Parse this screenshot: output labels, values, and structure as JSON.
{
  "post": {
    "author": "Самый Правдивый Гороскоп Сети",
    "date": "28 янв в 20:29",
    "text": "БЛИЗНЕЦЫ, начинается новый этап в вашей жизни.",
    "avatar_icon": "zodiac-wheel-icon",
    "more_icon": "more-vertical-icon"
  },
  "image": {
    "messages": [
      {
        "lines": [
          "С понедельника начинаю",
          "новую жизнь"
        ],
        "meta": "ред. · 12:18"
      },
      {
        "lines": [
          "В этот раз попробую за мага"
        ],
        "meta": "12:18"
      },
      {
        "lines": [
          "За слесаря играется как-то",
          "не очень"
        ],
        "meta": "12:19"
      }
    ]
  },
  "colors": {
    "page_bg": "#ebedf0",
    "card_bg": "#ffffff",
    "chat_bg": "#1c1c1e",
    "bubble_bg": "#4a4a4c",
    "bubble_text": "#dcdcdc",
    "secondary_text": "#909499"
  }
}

________________________________________

• _Set exercise_:
Output the records above in their entirety, exactly.

• _Solution to the exercise_:
Parse this screenshot: output labels, values, and structure as JSON.
{
  "post": {
    "author": "Самый Правдивый Гороскоп Сети",
    "date": "28 янв в 20:29",
    "text": "БЛИЗНЕЦЫ, начинается новый этап в вашей жизни.",
    "avatar_icon": "zodiac-wheel-icon",
    "more_icon": "more-vertical-icon"
  },
  "image": {
    "messages": [
      {
        "lines": [
          "С понедельника начинаю",
          "новую жизнь"
        ],
        "meta": "ред. · 12:18"
      },
      {
        "lines": [
          "В этот раз попробую за мага"
        ],
        "meta": "12:18"
      },
      {
        "lines": [
          "За слесаря играется как-то",
          "не очень"
        ],
        "meta": "12:19"
      }
    ]
  },
  "colors": {
    "page_bg": "#ebedf0",
    "card_bg": "#ffffff",
    "chat_bg": "#1c1c1e",
    "bubble_bg": "#4a4a4c",
    "bubble_text": "#dcdcdc",
    "secondary_text": "#909499"
  }
}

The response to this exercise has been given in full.